◆ SHORT PROBLEM
Go through the records below line by line, counting those that contain the word "ffffff"; answer with the count only.

◆ EXERCISE INPUT
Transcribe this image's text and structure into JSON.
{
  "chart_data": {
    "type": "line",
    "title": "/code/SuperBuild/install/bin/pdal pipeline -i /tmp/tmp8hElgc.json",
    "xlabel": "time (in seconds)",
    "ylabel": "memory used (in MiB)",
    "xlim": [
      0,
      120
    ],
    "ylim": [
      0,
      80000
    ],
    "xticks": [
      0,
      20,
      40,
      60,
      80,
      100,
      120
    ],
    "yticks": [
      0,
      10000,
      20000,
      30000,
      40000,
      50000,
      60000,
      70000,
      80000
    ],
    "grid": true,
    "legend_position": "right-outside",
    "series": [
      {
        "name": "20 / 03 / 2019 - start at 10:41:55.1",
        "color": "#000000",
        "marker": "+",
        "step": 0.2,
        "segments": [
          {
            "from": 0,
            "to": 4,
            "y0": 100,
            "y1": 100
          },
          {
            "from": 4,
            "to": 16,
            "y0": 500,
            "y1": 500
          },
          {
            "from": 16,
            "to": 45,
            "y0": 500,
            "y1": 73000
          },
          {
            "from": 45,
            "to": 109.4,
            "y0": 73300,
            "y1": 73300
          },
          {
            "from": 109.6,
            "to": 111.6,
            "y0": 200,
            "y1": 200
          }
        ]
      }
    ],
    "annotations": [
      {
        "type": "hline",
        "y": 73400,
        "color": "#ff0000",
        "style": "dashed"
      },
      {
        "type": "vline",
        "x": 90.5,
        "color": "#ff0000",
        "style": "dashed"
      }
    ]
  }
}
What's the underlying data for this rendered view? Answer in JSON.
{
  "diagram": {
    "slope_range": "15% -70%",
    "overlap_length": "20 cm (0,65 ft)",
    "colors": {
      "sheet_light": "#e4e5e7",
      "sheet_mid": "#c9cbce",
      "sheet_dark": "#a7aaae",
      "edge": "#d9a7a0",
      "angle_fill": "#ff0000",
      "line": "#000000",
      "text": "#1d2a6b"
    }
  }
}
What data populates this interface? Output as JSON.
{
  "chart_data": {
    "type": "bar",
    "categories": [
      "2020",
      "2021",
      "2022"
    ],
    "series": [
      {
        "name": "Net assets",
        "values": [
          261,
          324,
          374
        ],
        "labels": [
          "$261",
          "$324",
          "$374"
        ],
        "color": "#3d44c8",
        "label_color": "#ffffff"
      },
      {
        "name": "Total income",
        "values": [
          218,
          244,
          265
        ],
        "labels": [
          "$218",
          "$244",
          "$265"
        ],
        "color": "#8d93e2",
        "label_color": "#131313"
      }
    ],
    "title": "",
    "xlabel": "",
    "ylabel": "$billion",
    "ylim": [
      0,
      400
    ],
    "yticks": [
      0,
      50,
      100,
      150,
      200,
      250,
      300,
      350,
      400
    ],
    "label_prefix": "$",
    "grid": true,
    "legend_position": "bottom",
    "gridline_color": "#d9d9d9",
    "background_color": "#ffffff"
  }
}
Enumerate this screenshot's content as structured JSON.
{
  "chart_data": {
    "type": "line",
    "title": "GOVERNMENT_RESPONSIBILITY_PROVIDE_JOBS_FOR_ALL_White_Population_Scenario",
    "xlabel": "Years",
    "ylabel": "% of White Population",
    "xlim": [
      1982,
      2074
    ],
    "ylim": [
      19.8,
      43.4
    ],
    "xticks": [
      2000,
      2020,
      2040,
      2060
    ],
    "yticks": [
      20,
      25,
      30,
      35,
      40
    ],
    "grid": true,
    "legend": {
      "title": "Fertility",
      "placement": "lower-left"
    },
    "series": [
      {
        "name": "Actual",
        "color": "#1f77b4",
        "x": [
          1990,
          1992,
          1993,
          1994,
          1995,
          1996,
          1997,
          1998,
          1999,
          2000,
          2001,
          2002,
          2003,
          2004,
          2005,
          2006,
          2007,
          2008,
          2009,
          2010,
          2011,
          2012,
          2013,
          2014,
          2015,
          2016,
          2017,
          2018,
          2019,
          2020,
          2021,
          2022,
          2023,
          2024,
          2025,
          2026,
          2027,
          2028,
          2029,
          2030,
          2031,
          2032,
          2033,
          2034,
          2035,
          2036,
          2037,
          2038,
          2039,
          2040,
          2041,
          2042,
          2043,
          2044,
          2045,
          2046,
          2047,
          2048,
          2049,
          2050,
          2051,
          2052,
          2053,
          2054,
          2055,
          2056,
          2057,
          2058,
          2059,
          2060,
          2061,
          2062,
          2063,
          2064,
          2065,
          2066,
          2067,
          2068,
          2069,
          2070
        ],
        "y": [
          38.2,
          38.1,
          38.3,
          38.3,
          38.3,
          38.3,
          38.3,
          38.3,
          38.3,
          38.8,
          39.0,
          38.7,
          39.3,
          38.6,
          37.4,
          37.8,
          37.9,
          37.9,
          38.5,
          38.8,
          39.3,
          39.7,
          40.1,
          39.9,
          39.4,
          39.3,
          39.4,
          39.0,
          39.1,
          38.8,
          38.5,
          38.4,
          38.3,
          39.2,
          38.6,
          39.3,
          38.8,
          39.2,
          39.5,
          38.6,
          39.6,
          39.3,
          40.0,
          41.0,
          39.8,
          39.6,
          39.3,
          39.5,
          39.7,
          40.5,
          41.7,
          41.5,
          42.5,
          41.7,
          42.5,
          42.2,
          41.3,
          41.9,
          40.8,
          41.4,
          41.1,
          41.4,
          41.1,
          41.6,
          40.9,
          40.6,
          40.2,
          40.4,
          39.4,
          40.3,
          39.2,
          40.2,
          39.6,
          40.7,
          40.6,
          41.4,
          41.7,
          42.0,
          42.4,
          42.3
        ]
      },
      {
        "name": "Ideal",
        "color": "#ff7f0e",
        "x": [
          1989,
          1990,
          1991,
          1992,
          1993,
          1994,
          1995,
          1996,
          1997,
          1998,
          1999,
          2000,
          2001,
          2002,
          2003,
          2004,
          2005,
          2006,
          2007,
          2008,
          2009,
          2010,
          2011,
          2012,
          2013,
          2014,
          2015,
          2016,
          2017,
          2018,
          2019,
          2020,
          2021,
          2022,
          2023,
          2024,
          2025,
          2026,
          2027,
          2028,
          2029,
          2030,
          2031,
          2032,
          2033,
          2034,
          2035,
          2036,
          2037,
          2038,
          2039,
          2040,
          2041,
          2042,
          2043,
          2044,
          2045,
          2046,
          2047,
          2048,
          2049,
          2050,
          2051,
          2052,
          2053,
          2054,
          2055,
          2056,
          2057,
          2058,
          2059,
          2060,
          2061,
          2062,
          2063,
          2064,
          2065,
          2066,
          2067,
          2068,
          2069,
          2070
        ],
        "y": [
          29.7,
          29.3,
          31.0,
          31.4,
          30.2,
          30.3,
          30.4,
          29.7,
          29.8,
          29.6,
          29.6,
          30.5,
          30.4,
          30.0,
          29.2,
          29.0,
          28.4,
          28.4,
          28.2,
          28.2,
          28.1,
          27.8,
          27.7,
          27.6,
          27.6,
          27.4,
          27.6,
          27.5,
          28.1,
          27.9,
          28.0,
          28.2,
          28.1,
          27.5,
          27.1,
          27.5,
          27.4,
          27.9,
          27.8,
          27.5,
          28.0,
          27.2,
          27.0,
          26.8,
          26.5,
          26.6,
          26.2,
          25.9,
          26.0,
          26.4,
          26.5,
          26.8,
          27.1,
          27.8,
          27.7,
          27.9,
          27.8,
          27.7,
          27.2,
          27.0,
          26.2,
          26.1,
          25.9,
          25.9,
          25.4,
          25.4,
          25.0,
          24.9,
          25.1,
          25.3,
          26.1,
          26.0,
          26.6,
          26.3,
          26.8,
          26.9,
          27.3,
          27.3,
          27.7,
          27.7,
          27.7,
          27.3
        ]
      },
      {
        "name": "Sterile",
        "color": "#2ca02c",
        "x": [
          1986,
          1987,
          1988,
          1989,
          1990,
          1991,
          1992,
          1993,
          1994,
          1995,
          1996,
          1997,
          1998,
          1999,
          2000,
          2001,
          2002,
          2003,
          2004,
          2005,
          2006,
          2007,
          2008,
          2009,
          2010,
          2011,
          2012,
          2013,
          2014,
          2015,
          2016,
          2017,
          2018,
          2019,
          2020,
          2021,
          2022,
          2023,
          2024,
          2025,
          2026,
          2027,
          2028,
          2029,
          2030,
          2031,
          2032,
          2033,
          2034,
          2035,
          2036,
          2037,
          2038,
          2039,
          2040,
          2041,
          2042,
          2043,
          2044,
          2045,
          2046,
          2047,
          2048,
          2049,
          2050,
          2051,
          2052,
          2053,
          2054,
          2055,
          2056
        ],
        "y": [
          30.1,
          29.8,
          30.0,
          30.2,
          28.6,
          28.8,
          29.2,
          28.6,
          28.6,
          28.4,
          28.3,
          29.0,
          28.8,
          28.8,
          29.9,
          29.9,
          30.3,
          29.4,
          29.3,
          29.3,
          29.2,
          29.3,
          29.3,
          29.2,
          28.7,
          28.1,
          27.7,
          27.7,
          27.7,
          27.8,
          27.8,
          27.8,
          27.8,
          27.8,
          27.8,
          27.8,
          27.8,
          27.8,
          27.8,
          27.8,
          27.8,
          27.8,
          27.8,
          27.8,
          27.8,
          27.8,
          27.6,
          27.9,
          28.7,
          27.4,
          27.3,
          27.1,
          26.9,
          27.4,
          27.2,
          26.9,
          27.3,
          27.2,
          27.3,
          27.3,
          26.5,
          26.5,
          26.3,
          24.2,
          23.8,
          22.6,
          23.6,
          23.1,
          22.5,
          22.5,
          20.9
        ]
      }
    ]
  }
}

◆ CORRECT RESULT
2